Figure collection entries:
↓

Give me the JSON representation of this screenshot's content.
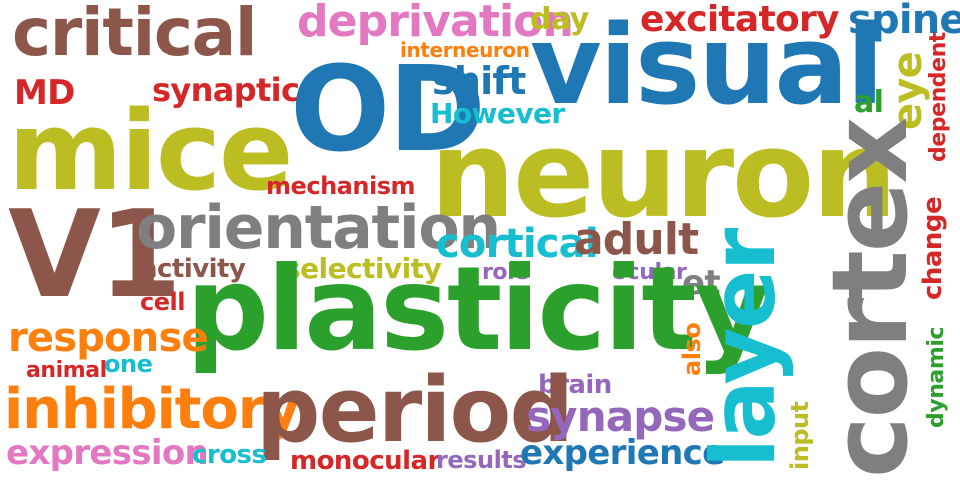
{
  "word_cloud": {
    "words": [
      {
        "text": "plasticity",
        "color": "#2ca02c"
      },
      {
        "text": "neuron",
        "color": "#bcbd22"
      },
      {
        "text": "visual",
        "color": "#1f77b4"
      },
      {
        "text": "OD",
        "color": "#1f77b4"
      },
      {
        "text": "V1",
        "color": "#8c564b"
      },
      {
        "text": "mice",
        "color": "#bcbd22"
      },
      {
        "text": "cortex",
        "color": "#7f7f7f"
      },
      {
        "text": "period",
        "color": "#8c564b"
      },
      {
        "text": "critical",
        "color": "#8c564b"
      },
      {
        "text": "layer",
        "color": "#17becf"
      },
      {
        "text": "orientation",
        "color": "#7f7f7f"
      },
      {
        "text": "inhibitory",
        "color": "#ff7f0e"
      },
      {
        "text": "deprivation",
        "color": "#e377c2"
      },
      {
        "text": "response",
        "color": "#ff7f0e"
      },
      {
        "text": "synapse",
        "color": "#9467bd"
      },
      {
        "text": "expression",
        "color": "#e377c2"
      },
      {
        "text": "experience",
        "color": "#1f77b4"
      },
      {
        "text": "excitatory",
        "color": "#d62728"
      },
      {
        "text": "spine",
        "color": "#1f77b4"
      },
      {
        "text": "cortical",
        "color": "#17becf"
      },
      {
        "text": "adult",
        "color": "#8c564b"
      },
      {
        "text": "shift",
        "color": "#1f77b4"
      },
      {
        "text": "synaptic",
        "color": "#d62728"
      },
      {
        "text": "However",
        "color": "#17becf"
      },
      {
        "text": "mechanism",
        "color": "#d62728"
      },
      {
        "text": "selectivity",
        "color": "#bcbd22"
      },
      {
        "text": "activity",
        "color": "#8c564b"
      },
      {
        "text": "day",
        "color": "#bcbd22"
      },
      {
        "text": "interneuron",
        "color": "#ff7f0e"
      },
      {
        "text": "MD",
        "color": "#d62728"
      },
      {
        "text": "eye",
        "color": "#bcbd22"
      },
      {
        "text": "al",
        "color": "#2ca02c"
      },
      {
        "text": "dependent",
        "color": "#d62728"
      },
      {
        "text": "change",
        "color": "#d62728"
      },
      {
        "text": "et",
        "color": "#7f7f7f"
      },
      {
        "text": "ocular",
        "color": "#9467bd"
      },
      {
        "text": "role",
        "color": "#9467bd"
      },
      {
        "text": "cell",
        "color": "#d62728"
      },
      {
        "text": "animal",
        "color": "#d62728"
      },
      {
        "text": "one",
        "color": "#17becf"
      },
      {
        "text": "also",
        "color": "#ff7f0e"
      },
      {
        "text": "brain",
        "color": "#9467bd"
      },
      {
        "text": "cross",
        "color": "#17becf"
      },
      {
        "text": "monocular",
        "color": "#d62728"
      },
      {
        "text": "results",
        "color": "#9467bd"
      },
      {
        "text": "input",
        "color": "#bcbd22"
      },
      {
        "text": "dynamic",
        "color": "#2ca02c"
      }
    ]
  }
}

↑

Goal ▸ Quote the material exactly. Pictures stay out.

Response to the task ▸
Give me the JSON representation of this screenshot's content.
{
  "word_cloud": {
    "words": [
      {
        "text": "plasticity",
        "color": "#2ca02c"
      },
      {
        "text": "neuron",
        "color": "#bcbd22"
      },
      {
        "text": "visual",
        "color": "#1f77b4"
      },
      {
        "text": "OD",
        "color": "#1f77b4"
      },
      {
        "text": "V1",
        "color": "#8c564b"
      },
      {
        "text": "mice",
        "color": "#bcbd22"
      },
      {
        "text": "cortex",
        "color": "#7f7f7f"
      },
      {
        "text": "period",
        "color": "#8c564b"
      },
      {
        "text": "critical",
        "color": "#8c564b"
      },
      {
        "text": "layer",
        "color": "#17becf"
      },
      {
        "text": "orientation",
        "color": "#7f7f7f"
      },
      {
        "text": "inhibitory",
        "color": "#ff7f0e"
      },
      {
        "text": "deprivation",
        "color": "#e377c2"
      },
      {
        "text": "response",
        "color": "#ff7f0e"
      },
      {
        "text": "synapse",
        "color": "#9467bd"
      },
      {
        "text": "expression",
        "color": "#e377c2"
      },
      {
        "text": "experience",
        "color": "#1f77b4"
      },
      {
        "text": "excitatory",
        "color": "#d62728"
      },
      {
        "text": "spine",
        "color": "#1f77b4"
      },
      {
        "text": "cortical",
        "color": "#17becf"
      },
      {
        "text": "adult",
        "color": "#8c564b"
      },
      {
        "text": "shift",
        "color": "#1f77b4"
      },
      {
        "text": "synaptic",
        "color": "#d62728"
      },
      {
        "text": "However",
        "color": "#17becf"
      },
      {
        "text": "mechanism",
        "color": "#d62728"
      },
      {
        "text": "selectivity",
        "color": "#bcbd22"
      },
      {
        "text": "activity",
        "color": "#8c564b"
      },
      {
        "text": "day",
        "color": "#bcbd22"
      },
      {
        "text": "interneuron",
        "color": "#ff7f0e"
      },
      {
        "text": "MD",
        "color": "#d62728"
      },
      {
        "text": "eye",
        "color": "#bcbd22"
      },
      {
        "text": "al",
        "color": "#2ca02c"
      },
      {
        "text": "dependent",
        "color": "#d62728"
      },
      {
        "text": "change",
        "color": "#d62728"
      },
      {
        "text": "et",
        "color": "#7f7f7f"
      },
      {
        "text": "ocular",
        "color": "#9467bd"
      },
      {
        "text": "role",
        "color": "#9467bd"
      },
      {
        "text": "cell",
        "color": "#d62728"
      },
      {
        "text": "animal",
        "color": "#d62728"
      },
      {
        "text": "one",
        "color": "#17becf"
      },
      {
        "text": "also",
        "color": "#ff7f0e"
      },
      {
        "text": "brain",
        "color": "#9467bd"
      },
      {
        "text": "cross",
        "color": "#17becf"
      },
      {
        "text": "monocular",
        "color": "#d62728"
      },
      {
        "text": "results",
        "color": "#9467bd"
      },
      {
        "text": "input",
        "color": "#bcbd22"
      },
      {
        "text": "dynamic",
        "color": "#2ca02c"
      }
    ]
  }
}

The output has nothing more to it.